━━ SOURCE DATA

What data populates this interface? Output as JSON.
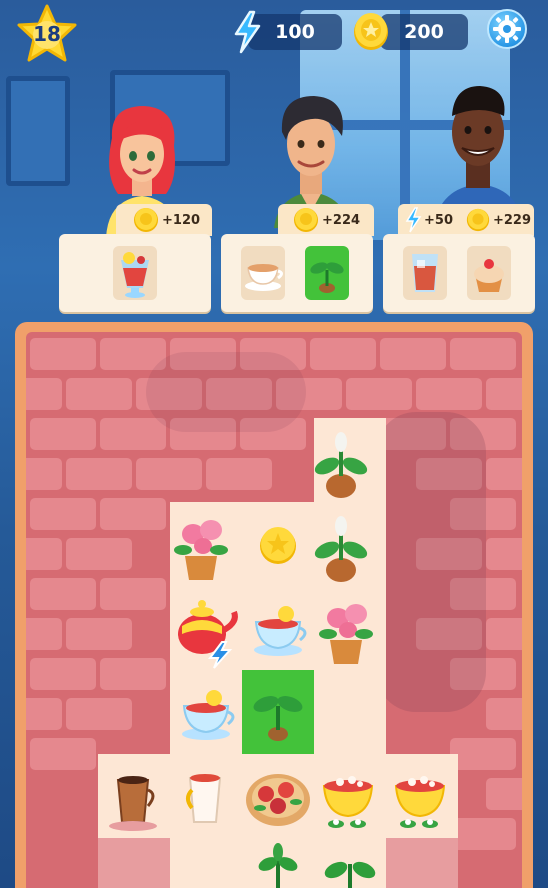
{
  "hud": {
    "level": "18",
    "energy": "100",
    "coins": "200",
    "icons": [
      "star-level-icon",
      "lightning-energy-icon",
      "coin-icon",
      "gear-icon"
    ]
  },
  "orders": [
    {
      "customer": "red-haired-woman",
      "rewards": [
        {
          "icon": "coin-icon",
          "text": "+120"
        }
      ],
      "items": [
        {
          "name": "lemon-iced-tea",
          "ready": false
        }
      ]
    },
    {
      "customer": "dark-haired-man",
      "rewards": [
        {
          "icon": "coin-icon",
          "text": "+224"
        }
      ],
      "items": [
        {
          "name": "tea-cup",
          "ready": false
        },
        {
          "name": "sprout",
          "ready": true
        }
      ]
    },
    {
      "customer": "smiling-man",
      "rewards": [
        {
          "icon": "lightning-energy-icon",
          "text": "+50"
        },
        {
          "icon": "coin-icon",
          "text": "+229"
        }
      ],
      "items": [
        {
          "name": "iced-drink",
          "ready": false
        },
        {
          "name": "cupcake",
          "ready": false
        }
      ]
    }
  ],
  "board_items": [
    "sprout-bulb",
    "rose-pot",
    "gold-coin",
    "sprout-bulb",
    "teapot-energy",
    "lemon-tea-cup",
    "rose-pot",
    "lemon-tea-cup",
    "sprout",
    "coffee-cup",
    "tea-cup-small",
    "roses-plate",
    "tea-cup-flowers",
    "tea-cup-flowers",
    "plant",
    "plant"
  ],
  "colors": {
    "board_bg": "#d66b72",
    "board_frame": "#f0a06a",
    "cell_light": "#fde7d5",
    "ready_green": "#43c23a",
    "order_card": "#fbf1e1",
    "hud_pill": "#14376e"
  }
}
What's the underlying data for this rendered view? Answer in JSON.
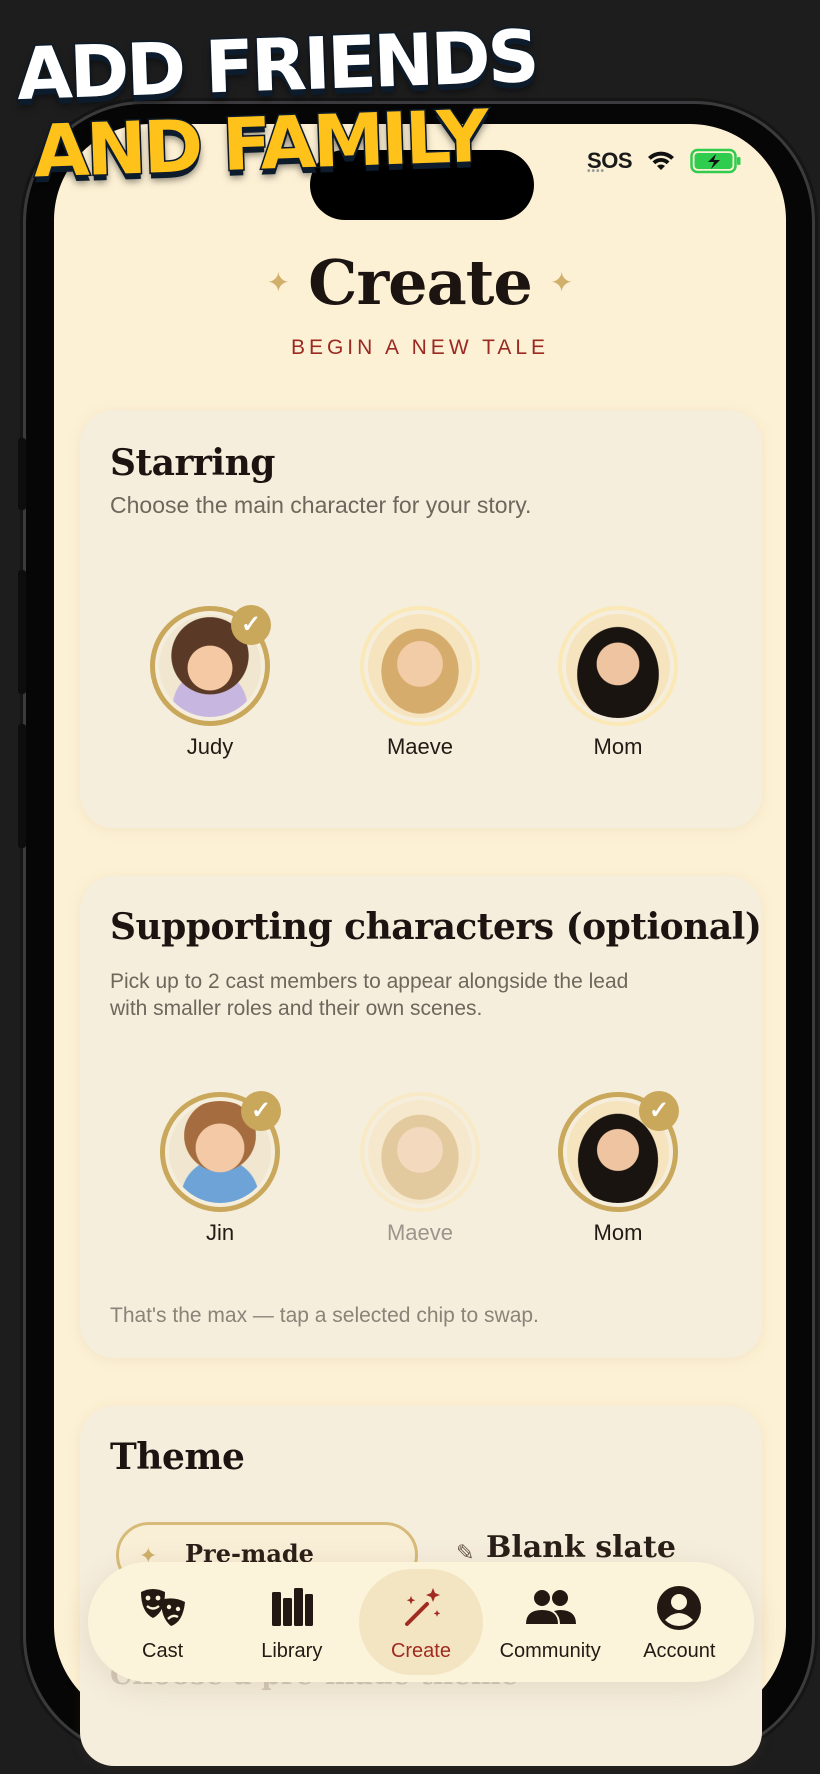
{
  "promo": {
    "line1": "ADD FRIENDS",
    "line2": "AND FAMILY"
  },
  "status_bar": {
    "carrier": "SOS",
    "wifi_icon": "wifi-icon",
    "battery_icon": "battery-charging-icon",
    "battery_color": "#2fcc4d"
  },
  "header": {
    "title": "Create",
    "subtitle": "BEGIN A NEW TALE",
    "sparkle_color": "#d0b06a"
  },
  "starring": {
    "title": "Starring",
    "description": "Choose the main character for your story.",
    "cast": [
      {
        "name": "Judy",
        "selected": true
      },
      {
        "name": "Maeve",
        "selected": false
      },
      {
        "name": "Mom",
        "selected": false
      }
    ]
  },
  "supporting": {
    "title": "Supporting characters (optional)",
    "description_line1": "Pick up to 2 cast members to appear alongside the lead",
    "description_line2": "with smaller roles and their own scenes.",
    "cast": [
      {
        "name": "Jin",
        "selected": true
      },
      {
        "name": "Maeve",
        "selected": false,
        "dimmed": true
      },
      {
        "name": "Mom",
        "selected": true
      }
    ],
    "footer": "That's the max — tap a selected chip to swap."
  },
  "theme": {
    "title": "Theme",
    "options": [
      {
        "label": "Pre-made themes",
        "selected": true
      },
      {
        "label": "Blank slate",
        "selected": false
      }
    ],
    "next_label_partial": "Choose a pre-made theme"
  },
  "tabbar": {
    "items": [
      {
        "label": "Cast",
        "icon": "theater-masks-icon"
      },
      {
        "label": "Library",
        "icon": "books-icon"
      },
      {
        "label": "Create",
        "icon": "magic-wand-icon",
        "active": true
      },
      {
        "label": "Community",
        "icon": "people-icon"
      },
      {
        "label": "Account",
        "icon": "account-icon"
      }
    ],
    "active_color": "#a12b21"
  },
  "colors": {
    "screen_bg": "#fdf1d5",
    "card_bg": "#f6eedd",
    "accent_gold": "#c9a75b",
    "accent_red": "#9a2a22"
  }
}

━━━━
━━ SOURCE DATA

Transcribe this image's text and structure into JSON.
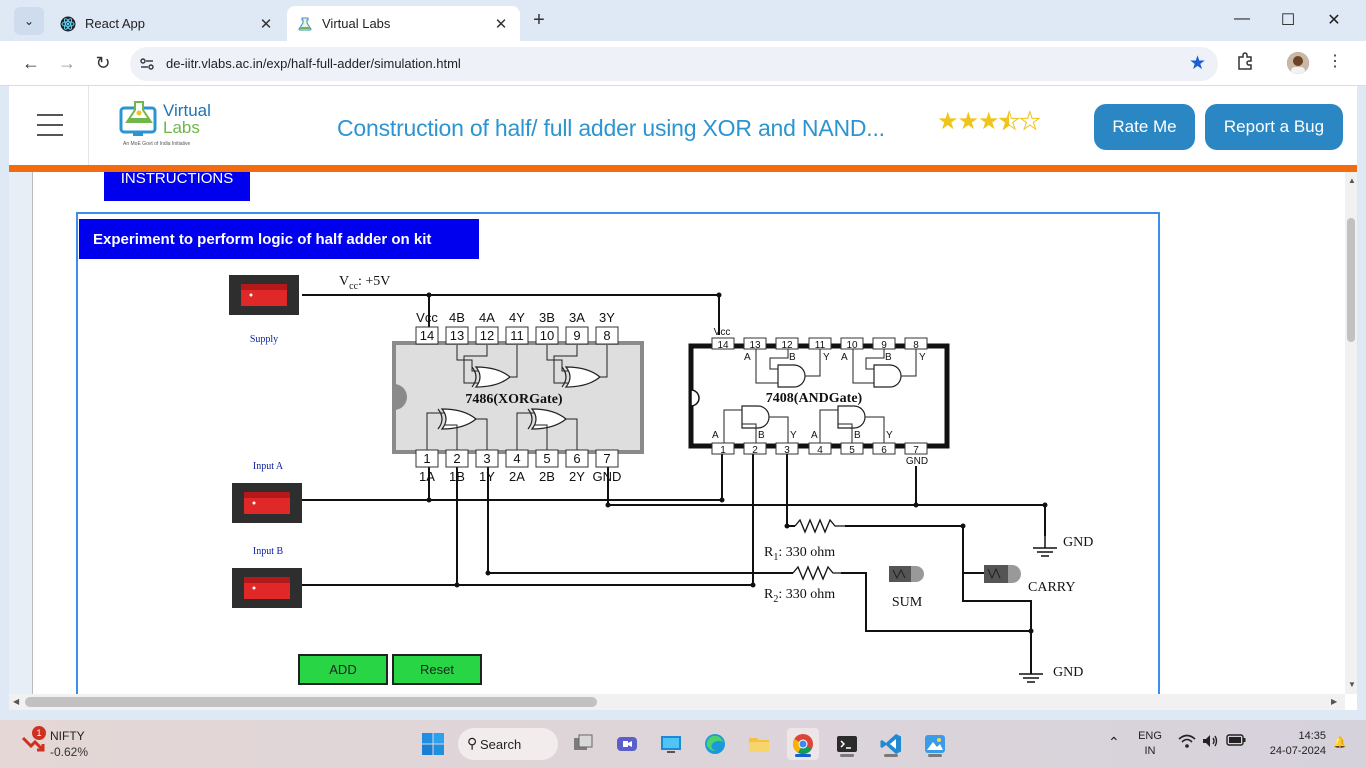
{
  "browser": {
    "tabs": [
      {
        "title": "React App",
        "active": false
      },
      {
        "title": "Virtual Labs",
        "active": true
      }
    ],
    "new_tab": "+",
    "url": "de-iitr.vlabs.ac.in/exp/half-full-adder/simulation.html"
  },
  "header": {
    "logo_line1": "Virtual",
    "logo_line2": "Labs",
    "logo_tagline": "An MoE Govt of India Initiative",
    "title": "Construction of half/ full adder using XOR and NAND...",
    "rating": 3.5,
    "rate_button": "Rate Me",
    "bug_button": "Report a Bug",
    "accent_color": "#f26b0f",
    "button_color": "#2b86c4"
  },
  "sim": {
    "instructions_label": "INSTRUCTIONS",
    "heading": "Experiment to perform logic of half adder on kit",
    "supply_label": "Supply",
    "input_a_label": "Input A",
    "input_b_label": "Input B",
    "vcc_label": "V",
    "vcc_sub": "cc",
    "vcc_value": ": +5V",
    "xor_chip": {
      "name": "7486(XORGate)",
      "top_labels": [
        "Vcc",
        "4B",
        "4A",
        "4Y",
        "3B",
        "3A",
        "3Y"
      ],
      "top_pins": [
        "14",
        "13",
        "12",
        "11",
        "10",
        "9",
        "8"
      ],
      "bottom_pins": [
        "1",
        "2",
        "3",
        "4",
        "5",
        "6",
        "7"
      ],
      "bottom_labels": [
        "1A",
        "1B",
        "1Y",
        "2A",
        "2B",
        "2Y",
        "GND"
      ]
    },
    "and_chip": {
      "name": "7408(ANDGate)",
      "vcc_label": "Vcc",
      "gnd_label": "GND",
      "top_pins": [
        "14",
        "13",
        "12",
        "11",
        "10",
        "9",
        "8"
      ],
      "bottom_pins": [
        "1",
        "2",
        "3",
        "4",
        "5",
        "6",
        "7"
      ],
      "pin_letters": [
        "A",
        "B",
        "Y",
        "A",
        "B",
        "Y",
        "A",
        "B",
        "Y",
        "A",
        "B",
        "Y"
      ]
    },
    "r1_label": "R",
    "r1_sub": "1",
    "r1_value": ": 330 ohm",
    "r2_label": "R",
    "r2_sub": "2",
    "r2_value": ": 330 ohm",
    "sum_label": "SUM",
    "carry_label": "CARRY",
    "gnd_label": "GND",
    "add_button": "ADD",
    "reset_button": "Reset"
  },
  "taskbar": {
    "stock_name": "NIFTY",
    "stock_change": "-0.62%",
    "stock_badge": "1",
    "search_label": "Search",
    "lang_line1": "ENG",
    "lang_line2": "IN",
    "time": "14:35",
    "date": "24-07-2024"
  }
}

━━━━
━━ SOURCE DATA

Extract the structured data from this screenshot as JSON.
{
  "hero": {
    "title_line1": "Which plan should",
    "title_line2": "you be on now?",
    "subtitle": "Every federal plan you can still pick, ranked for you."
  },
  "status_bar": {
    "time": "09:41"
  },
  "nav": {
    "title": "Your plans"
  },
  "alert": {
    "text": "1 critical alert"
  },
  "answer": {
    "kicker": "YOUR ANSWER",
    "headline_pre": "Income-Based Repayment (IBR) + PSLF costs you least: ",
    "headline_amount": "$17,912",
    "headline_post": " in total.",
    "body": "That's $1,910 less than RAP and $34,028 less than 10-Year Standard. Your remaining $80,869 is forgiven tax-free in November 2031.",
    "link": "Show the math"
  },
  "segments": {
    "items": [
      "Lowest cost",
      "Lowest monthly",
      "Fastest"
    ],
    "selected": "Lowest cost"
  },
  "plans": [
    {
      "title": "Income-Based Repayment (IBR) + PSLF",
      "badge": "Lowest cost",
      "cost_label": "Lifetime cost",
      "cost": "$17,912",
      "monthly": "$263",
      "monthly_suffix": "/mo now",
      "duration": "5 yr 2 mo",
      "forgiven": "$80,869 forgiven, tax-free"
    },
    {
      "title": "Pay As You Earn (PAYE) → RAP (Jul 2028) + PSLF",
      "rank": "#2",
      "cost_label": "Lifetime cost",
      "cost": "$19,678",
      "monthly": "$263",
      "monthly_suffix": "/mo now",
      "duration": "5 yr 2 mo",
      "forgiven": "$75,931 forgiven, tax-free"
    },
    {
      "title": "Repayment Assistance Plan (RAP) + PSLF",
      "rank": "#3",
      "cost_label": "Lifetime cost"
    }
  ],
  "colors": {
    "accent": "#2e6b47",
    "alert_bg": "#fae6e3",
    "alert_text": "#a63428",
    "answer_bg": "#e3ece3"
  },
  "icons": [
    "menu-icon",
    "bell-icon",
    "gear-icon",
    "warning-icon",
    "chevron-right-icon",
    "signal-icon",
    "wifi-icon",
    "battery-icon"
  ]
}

━━━━

Report the number of lines containing the string "Based" and add nothing to it.

== ANSWER TO THIS TASK ==
2